Pick out each line with the word "沈阳市自然资源局于洪分局" from the material that follows.

· · · · ·

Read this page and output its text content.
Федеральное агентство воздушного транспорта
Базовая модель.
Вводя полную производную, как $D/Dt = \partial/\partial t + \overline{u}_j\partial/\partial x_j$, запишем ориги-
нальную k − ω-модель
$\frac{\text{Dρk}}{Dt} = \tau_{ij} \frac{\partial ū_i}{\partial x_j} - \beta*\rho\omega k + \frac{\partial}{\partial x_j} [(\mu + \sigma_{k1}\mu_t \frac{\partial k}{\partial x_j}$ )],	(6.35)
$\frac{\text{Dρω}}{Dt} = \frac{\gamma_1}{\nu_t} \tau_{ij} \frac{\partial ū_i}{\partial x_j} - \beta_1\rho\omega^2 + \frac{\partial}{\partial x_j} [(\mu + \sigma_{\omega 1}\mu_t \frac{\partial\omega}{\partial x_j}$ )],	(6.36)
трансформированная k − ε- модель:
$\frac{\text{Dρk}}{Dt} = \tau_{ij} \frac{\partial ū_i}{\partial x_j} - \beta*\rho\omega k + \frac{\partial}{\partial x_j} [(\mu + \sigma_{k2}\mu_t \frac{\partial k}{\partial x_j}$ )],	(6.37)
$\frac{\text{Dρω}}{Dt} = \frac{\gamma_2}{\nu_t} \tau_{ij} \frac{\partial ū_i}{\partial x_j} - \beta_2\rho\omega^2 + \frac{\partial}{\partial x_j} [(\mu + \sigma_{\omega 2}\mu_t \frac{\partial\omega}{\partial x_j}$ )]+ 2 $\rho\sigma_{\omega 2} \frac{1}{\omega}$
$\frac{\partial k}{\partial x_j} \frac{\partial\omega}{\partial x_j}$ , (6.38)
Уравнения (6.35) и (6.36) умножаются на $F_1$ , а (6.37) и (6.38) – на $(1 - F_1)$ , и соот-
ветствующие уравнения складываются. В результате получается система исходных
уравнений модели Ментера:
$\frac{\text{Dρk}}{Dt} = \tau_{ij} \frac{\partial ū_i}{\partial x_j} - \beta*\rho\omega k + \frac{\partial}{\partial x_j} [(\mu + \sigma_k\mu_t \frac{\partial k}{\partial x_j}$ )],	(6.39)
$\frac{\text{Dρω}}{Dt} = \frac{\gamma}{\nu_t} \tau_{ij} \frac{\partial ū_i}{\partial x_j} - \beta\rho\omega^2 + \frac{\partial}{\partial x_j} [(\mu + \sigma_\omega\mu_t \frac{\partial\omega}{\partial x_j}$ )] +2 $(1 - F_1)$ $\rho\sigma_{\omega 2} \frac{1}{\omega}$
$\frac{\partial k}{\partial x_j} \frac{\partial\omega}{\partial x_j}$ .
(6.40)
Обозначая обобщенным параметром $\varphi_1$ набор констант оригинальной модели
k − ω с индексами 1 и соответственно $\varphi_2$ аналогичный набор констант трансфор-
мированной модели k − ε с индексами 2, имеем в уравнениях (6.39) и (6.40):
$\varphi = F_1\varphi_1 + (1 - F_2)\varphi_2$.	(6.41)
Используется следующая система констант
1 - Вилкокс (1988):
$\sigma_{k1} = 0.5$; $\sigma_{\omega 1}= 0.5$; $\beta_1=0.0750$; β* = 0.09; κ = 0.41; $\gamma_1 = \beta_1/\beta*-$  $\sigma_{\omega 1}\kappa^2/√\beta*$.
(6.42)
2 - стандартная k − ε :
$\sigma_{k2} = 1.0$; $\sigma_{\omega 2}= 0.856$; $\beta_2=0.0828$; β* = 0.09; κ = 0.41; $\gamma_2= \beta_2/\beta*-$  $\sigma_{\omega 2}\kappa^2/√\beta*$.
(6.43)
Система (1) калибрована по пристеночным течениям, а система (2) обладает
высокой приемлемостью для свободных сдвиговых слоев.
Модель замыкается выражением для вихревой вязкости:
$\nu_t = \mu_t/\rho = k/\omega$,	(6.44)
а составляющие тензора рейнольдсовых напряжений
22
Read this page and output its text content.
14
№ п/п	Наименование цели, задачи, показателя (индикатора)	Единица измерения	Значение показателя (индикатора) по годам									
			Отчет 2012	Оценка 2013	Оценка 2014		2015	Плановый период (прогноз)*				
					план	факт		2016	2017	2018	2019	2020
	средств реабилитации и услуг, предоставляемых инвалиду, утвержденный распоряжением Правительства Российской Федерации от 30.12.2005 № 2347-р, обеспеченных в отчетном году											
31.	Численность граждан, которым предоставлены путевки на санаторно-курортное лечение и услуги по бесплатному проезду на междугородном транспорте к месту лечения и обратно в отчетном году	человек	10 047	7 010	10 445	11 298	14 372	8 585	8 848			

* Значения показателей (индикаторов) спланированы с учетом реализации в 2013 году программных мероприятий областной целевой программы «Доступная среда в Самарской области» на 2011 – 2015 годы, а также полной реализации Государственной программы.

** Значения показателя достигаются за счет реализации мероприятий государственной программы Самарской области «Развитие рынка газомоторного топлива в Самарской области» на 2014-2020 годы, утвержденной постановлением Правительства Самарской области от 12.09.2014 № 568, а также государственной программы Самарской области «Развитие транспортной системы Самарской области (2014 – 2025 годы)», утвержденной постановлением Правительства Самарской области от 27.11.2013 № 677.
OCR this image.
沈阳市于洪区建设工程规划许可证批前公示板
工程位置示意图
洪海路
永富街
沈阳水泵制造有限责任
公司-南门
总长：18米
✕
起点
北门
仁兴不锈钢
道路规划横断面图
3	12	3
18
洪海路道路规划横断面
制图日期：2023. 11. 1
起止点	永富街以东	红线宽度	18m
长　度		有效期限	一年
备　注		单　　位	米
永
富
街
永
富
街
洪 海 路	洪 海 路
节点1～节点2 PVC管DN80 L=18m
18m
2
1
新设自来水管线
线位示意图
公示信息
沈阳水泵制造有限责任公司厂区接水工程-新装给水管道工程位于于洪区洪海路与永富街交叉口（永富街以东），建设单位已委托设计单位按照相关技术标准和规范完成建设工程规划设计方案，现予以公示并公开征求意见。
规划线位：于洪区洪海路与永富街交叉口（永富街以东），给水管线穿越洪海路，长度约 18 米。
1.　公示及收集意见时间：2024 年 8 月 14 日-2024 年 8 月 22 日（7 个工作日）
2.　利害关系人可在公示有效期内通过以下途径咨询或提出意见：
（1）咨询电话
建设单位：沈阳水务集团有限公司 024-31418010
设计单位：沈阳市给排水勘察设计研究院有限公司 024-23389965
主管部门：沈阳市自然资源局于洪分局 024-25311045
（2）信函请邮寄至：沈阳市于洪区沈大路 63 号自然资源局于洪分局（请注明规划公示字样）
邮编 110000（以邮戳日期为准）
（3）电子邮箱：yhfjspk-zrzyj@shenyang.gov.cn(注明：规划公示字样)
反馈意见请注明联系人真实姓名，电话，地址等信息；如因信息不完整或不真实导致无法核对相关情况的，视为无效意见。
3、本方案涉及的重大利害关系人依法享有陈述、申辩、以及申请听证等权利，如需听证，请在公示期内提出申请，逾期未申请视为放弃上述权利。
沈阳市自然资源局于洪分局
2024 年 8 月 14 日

· · · · ·

**RESULT FOR THIS EXERCISE**:
主管部门：沈阳市自然资源局于洪分局 024-25311045
沈阳市自然资源局于洪分局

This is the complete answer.